- _SET TASK_
Rewrite only the rows from the one containing "y-tick-label: 60 bbox=[23, 143, 41, 161]" through the one containing "bar bbox=[654, 441, 718, 477]", changing "legend-label" to "legend-entry" and leaving everything else in those rows unchanged.
*****
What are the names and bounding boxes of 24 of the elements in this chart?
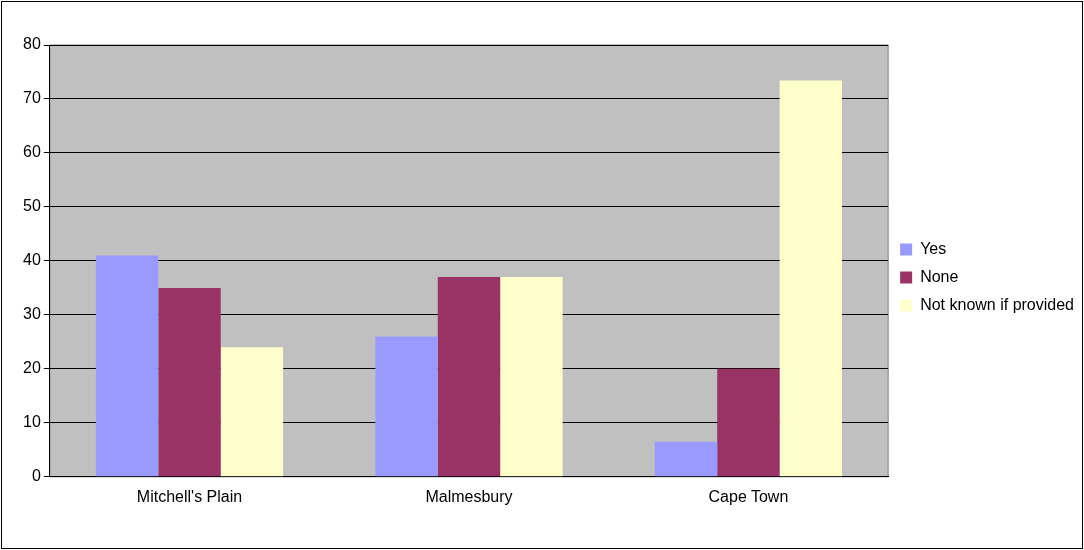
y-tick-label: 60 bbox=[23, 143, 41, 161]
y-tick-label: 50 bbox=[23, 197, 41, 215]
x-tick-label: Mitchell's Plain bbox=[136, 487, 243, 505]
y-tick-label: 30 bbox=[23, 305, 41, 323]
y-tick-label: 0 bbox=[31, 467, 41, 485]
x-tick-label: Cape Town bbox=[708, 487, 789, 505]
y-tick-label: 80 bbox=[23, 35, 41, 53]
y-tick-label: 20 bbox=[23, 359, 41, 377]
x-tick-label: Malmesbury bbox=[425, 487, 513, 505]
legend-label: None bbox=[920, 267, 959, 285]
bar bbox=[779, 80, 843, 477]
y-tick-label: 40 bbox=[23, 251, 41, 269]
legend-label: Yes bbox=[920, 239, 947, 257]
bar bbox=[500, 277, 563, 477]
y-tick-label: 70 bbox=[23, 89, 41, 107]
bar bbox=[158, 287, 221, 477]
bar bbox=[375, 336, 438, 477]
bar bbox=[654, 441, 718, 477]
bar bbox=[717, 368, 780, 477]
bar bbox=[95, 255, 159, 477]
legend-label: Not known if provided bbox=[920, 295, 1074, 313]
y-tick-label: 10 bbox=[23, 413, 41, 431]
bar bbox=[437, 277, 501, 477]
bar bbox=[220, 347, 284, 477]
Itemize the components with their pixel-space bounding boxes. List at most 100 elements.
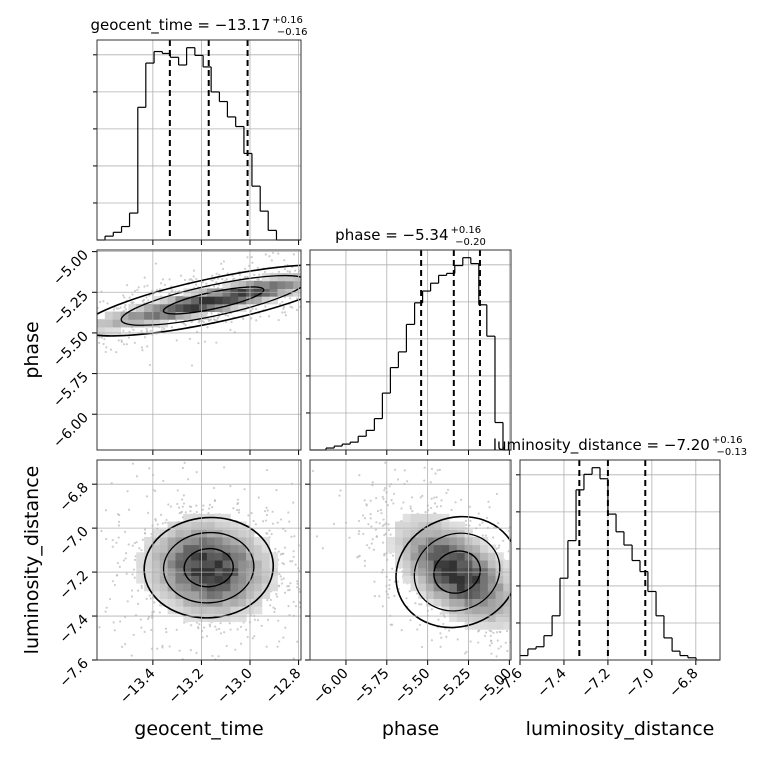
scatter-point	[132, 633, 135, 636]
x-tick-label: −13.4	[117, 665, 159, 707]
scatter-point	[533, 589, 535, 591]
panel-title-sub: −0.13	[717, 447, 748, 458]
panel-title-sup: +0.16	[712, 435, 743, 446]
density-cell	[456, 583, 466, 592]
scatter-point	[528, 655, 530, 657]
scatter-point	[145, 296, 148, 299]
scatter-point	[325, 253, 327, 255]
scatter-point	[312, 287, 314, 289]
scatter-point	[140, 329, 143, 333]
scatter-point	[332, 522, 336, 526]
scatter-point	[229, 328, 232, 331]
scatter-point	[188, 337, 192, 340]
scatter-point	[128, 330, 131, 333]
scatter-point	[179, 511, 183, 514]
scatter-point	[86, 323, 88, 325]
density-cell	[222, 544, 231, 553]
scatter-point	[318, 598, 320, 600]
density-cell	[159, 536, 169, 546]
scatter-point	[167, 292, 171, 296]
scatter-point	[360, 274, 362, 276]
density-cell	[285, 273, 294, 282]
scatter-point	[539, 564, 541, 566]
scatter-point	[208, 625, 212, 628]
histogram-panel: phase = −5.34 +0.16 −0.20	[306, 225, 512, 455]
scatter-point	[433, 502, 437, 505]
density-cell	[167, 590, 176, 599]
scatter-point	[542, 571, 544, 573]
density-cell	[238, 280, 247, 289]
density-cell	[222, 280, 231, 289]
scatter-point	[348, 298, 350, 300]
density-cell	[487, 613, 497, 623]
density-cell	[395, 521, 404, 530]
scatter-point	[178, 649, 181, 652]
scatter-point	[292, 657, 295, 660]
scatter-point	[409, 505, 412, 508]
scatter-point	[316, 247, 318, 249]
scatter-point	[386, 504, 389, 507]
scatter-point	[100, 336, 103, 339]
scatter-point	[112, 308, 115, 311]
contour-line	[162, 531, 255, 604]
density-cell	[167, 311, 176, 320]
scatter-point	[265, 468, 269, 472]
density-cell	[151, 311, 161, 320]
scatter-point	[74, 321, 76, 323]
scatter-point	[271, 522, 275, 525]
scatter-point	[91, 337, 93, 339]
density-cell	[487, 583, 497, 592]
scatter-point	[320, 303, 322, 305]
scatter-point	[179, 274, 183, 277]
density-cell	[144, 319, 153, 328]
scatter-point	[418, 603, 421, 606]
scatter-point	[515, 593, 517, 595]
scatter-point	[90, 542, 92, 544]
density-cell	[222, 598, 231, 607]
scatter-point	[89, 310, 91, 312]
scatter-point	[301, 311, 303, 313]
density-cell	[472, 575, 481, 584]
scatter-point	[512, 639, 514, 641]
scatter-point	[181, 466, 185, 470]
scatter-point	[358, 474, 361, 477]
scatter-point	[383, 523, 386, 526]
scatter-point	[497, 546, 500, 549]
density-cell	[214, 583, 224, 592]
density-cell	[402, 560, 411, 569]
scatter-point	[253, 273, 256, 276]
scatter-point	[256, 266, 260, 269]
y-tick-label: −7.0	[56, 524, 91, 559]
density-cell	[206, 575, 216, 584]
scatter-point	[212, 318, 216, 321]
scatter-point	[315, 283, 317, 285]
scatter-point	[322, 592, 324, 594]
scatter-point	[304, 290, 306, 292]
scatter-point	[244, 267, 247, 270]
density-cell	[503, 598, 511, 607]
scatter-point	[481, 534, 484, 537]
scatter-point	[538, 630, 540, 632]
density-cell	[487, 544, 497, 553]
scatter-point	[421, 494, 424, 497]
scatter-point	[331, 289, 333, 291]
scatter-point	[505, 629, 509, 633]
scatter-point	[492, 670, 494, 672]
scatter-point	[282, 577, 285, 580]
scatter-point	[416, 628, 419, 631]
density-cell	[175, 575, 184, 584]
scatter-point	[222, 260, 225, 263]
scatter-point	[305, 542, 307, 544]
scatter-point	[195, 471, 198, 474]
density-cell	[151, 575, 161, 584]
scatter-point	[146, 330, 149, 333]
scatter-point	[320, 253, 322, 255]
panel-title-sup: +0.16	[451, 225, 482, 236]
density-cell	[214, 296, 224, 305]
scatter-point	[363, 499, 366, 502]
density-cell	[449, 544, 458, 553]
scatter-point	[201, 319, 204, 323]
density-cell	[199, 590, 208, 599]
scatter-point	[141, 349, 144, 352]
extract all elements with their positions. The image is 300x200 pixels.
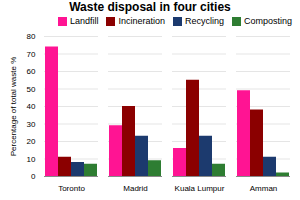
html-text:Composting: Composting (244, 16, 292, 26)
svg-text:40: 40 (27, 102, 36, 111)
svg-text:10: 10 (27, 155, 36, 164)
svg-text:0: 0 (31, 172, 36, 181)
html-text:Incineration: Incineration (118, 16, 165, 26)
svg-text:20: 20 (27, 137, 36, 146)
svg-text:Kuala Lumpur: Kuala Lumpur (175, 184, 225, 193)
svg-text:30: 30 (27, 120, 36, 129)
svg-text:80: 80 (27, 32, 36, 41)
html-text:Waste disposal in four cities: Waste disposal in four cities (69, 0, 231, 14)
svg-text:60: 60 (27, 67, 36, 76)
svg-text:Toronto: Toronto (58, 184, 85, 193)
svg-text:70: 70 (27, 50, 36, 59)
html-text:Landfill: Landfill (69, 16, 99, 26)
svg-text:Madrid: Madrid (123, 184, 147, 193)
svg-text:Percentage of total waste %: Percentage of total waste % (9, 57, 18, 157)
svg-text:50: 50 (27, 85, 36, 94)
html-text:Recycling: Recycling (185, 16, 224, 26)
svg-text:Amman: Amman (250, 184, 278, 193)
*****
- _THE OUTPUT_
y-tick-label: 60 bbox=[23, 143, 41, 161]
y-tick-label: 50 bbox=[23, 197, 41, 215]
x-tick-label: Mitchell's Plain bbox=[136, 487, 243, 505]
y-tick-label: 30 bbox=[23, 305, 41, 323]
y-tick-label: 0 bbox=[31, 467, 41, 485]
x-tick-label: Cape Town bbox=[708, 487, 789, 505]
y-tick-label: 80 bbox=[23, 35, 41, 53]
y-tick-label: 20 bbox=[23, 359, 41, 377]
x-tick-label: Malmesbury bbox=[425, 487, 513, 505]
legend-entry: None bbox=[920, 267, 959, 285]
bar bbox=[779, 80, 843, 477]
y-tick-label: 40 bbox=[23, 251, 41, 269]
legend-entry: Yes bbox=[920, 239, 947, 257]
bar bbox=[500, 277, 563, 477]
y-tick-label: 70 bbox=[23, 89, 41, 107]
bar bbox=[158, 287, 221, 477]
bar bbox=[375, 336, 438, 477]
bar bbox=[654, 441, 718, 477]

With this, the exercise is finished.